• Requirements:
Keep the wording of each record exactly the same when you repeat it, and leave out pictures.

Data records
··········

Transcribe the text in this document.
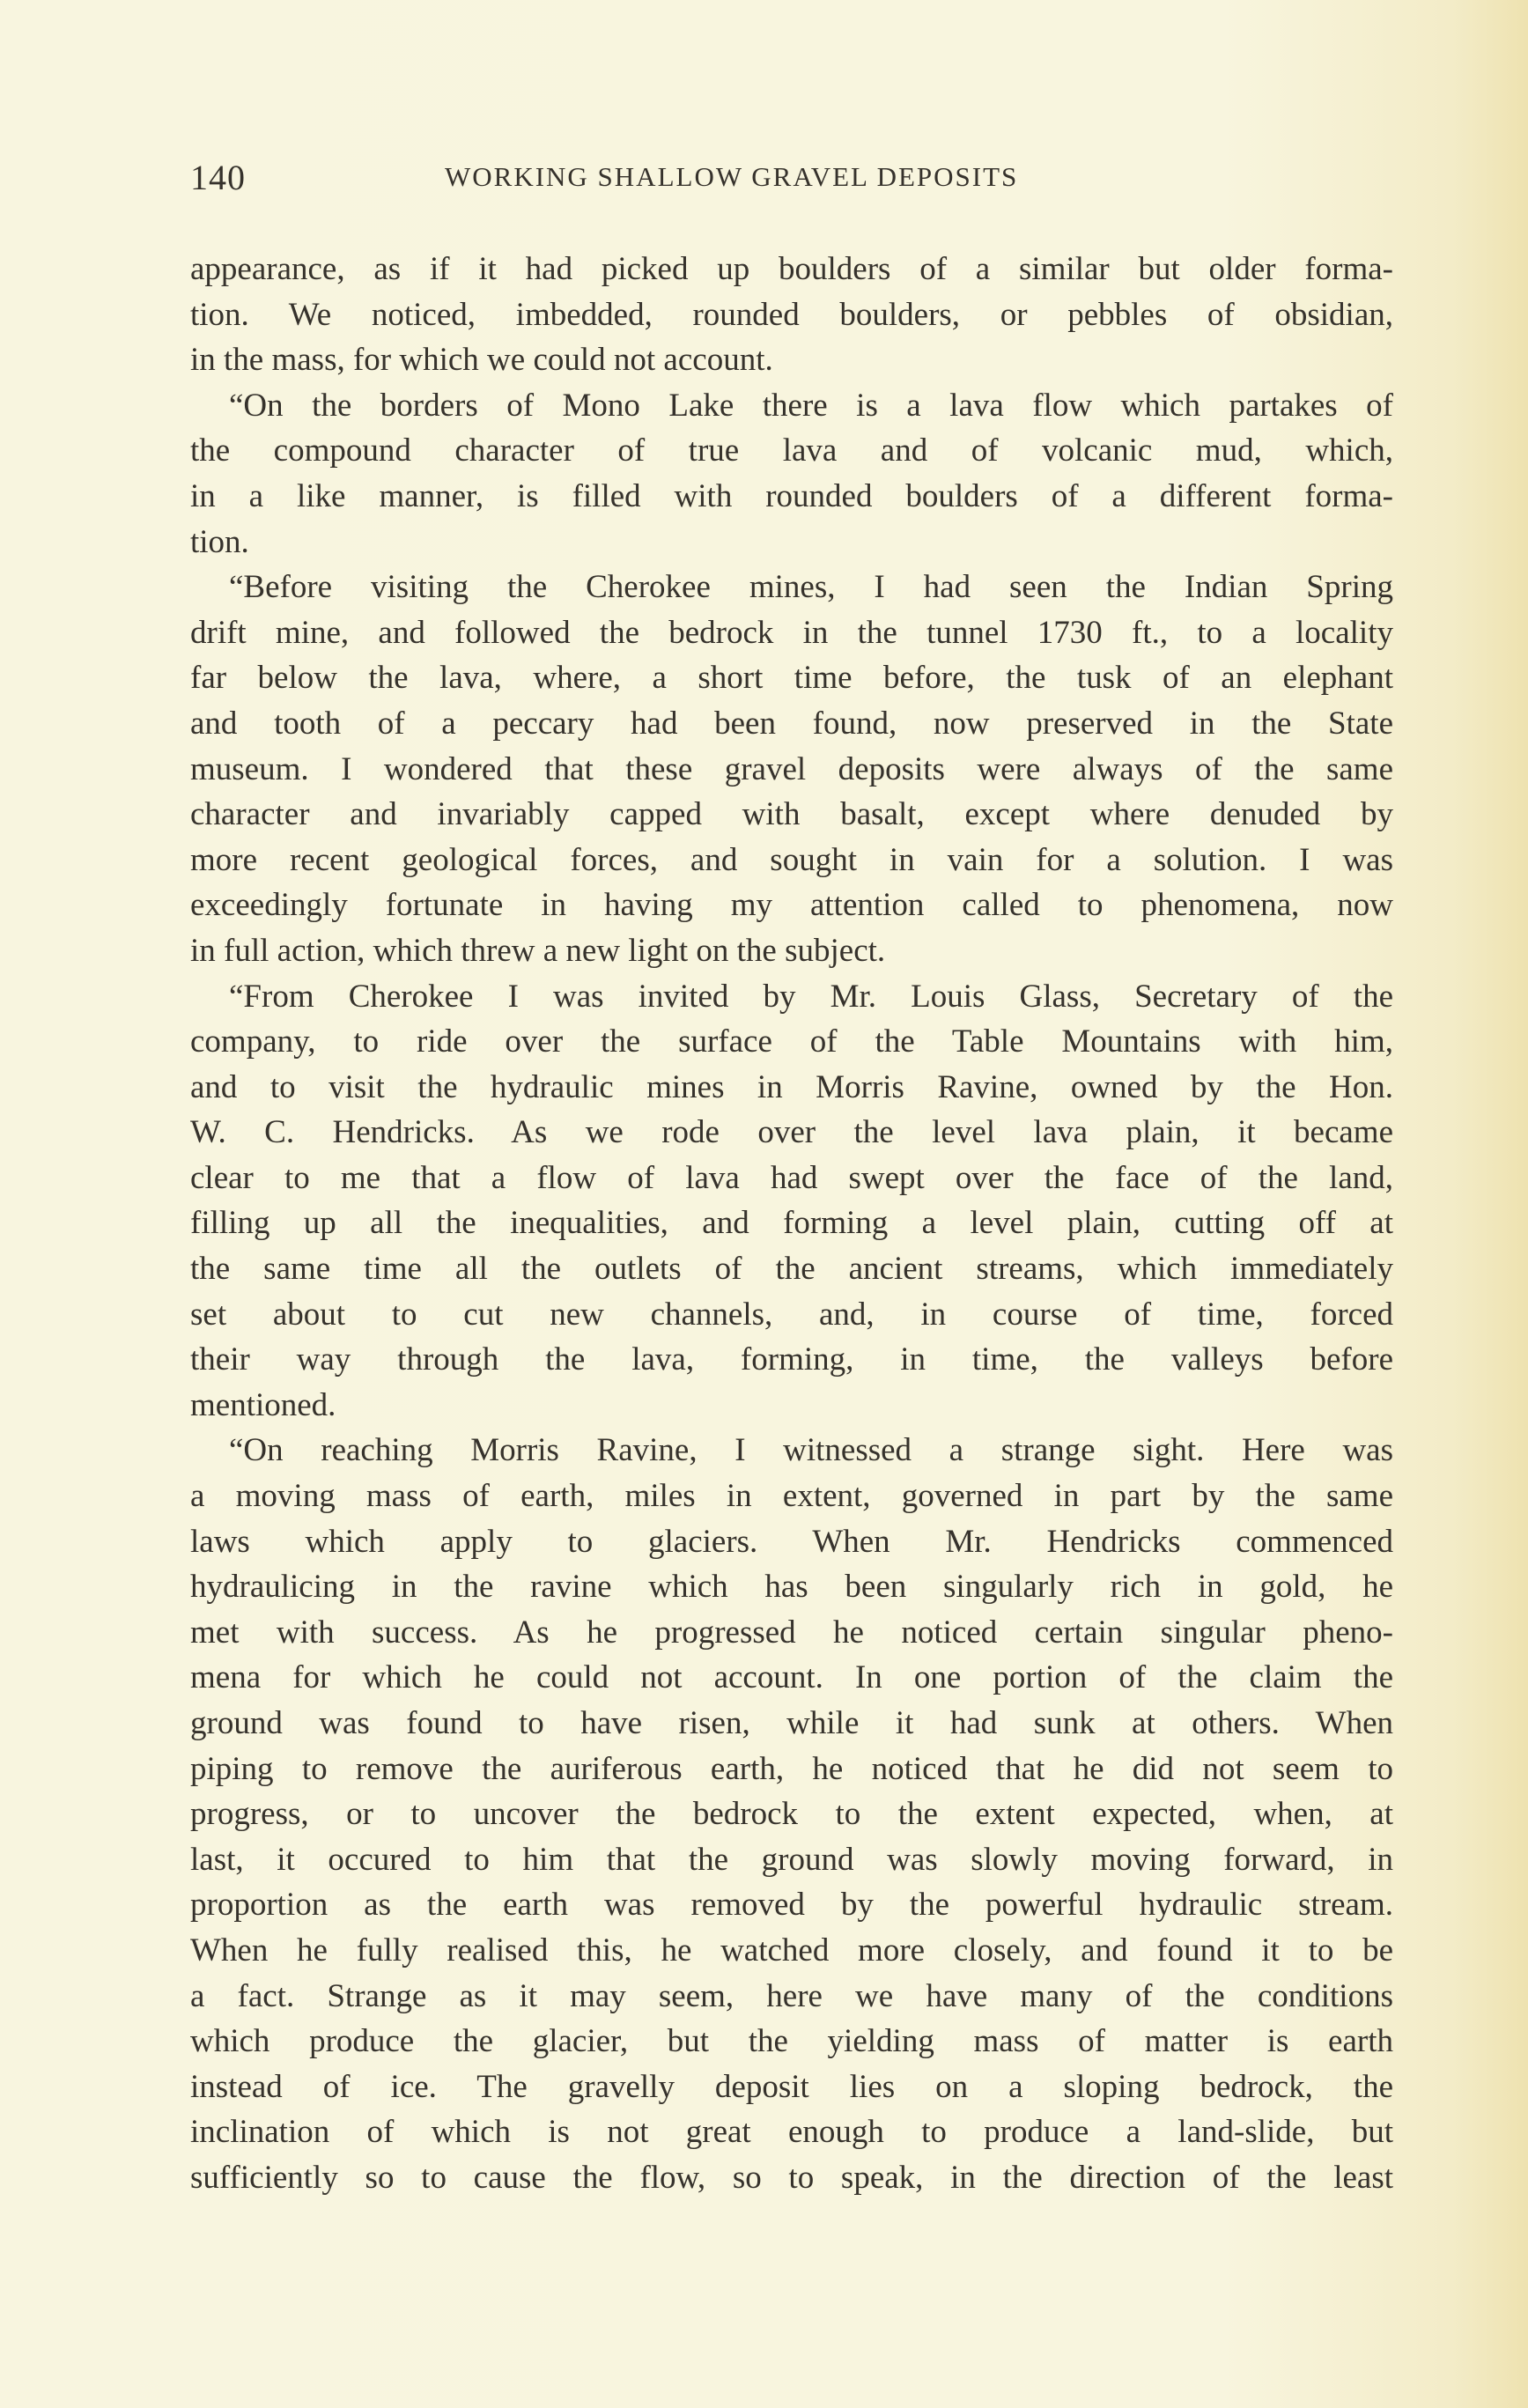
140	WORKING SHALLOW GRAVEL DEPOSITS
appearance, as if it had picked up boulders of a similar but older forma-
tion. We noticed, imbedded, rounded boulders, or pebbles of obsidian,
in the mass, for which we could not account.
“On the borders of Mono Lake there is a lava flow which partakes of
the compound character of true lava and of volcanic mud, which,
in a like manner, is filled with rounded boulders of a different forma-
tion.
“Before visiting the Cherokee mines, I had seen the Indian Spring
drift mine, and followed the bedrock in the tunnel 1730 ft., to a locality
far below the lava, where, a short time before, the tusk of an elephant
and tooth of a peccary had been found, now preserved in the State
museum. I wondered that these gravel deposits were always of the same
character and invariably capped with basalt, except where denuded by
more recent geological forces, and sought in vain for a solution. I was
exceedingly fortunate in having my attention called to phenomena, now
in full action, which threw a new light on the subject.
“From Cherokee I was invited by Mr. Louis Glass, Secretary of the
company, to ride over the surface of the Table Mountains with him,
and to visit the hydraulic mines in Morris Ravine, owned by the Hon.
W. C. Hendricks. As we rode over the level lava plain, it became
clear to me that a flow of lava had swept over the face of the land,
filling up all the inequalities, and forming a level plain, cutting off at
the same time all the outlets of the ancient streams, which immediately
set about to cut new channels, and, in course of time, forced
their way through the lava, forming, in time, the valleys before
mentioned.
“On reaching Morris Ravine, I witnessed a strange sight. Here was
a moving mass of earth, miles in extent, governed in part by the same
laws which apply to glaciers. When Mr. Hendricks commenced
hydraulicing in the ravine which has been singularly rich in gold, he
met with success. As he progressed he noticed certain singular pheno-
mena for which he could not account. In one portion of the claim the
ground was found to have risen, while it had sunk at others. When
piping to remove the auriferous earth, he noticed that he did not seem to
progress, or to uncover the bedrock to the extent expected, when, at
last, it occured to him that the ground was slowly moving forward, in
proportion as the earth was removed by the powerful hydraulic stream.
When he fully realised this, he watched more closely, and found it to be
a fact. Strange as it may seem, here we have many of the conditions
which produce the glacier, but the yielding mass of matter is earth
instead of ice. The gravelly deposit lies on a sloping bedrock, the
inclination of which is not great enough to produce a land-slide, but
sufficiently so to cause the flow, so to speak, in the direction of the least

··········

• Solution for this task:
Transcribe the text in this document.
140	WORKING SHALLOW GRAVEL DEPOSITS
appearance, as if it had picked up boulders of a similar but older forma-
tion. We noticed, imbedded, rounded boulders, or pebbles of obsidian,
in the mass, for which we could not account.
“On the borders of Mono Lake there is a lava flow which partakes of
the compound character of true lava and of volcanic mud, which,
in a like manner, is filled with rounded boulders of a different forma-
tion.
“Before visiting the Cherokee mines, I had seen the Indian Spring
drift mine, and followed the bedrock in the tunnel 1730 ft., to a locality
far below the lava, where, a short time before, the tusk of an elephant
and tooth of a peccary had been found, now preserved in the State
museum. I wondered that these gravel deposits were always of the same
character and invariably capped with basalt, except where denuded by
more recent geological forces, and sought in vain for a solution. I was
exceedingly fortunate in having my attention called to phenomena, now
in full action, which threw a new light on the subject.
“From Cherokee I was invited by Mr. Louis Glass, Secretary of the
company, to ride over the surface of the Table Mountains with him,
and to visit the hydraulic mines in Morris Ravine, owned by the Hon.
W. C. Hendricks. As we rode over the level lava plain, it became
clear to me that a flow of lava had swept over the face of the land,
filling up all the inequalities, and forming a level plain, cutting off at
the same time all the outlets of the ancient streams, which immediately
set about to cut new channels, and, in course of time, forced
their way through the lava, forming, in time, the valleys before
mentioned.
“On reaching Morris Ravine, I witnessed a strange sight. Here was
a moving mass of earth, miles in extent, governed in part by the same
laws which apply to glaciers. When Mr. Hendricks commenced
hydraulicing in the ravine which has been singularly rich in gold, he
met with success. As he progressed he noticed certain singular pheno-
mena for which he could not account. In one portion of the claim the
ground was found to have risen, while it had sunk at others. When
piping to remove the auriferous earth, he noticed that he did not seem to
progress, or to uncover the bedrock to the extent expected, when, at
last, it occured to him that the ground was slowly moving forward, in
proportion as the earth was removed by the powerful hydraulic stream.
When he fully realised this, he watched more closely, and found it to be
a fact. Strange as it may seem, here we have many of the conditions
which produce the glacier, but the yielding mass of matter is earth
instead of ice. The gravelly deposit lies on a sloping bedrock, the
inclination of which is not great enough to produce a land-slide, but
sufficiently so to cause the flow, so to speak, in the direction of the least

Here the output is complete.